(Collection entries)
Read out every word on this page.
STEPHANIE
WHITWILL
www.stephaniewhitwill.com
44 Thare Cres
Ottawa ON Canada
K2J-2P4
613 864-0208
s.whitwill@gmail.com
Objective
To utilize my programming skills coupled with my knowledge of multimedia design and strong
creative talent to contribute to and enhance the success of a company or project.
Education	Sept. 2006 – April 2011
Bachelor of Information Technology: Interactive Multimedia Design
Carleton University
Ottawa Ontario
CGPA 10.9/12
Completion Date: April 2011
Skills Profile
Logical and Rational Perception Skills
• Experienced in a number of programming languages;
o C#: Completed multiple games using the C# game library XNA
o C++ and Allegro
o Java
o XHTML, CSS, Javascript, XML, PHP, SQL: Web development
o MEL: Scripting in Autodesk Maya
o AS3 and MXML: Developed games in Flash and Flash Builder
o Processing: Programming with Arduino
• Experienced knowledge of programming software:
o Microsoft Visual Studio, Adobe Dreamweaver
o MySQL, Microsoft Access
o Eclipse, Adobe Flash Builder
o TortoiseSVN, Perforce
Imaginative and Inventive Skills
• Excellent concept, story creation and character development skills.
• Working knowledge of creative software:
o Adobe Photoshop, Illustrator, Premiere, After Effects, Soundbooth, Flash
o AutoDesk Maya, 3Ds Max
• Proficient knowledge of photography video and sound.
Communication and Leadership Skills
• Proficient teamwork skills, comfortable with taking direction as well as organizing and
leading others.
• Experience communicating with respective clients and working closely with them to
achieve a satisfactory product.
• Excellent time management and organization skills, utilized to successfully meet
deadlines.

- JOB
Pick out the lines that contain "Proficient" and copy them.

- IN RESPONSE
• Proficient knowledge of photography video and sound.
• Proficient teamwork skills, comfortable with taking direction as well as organizing and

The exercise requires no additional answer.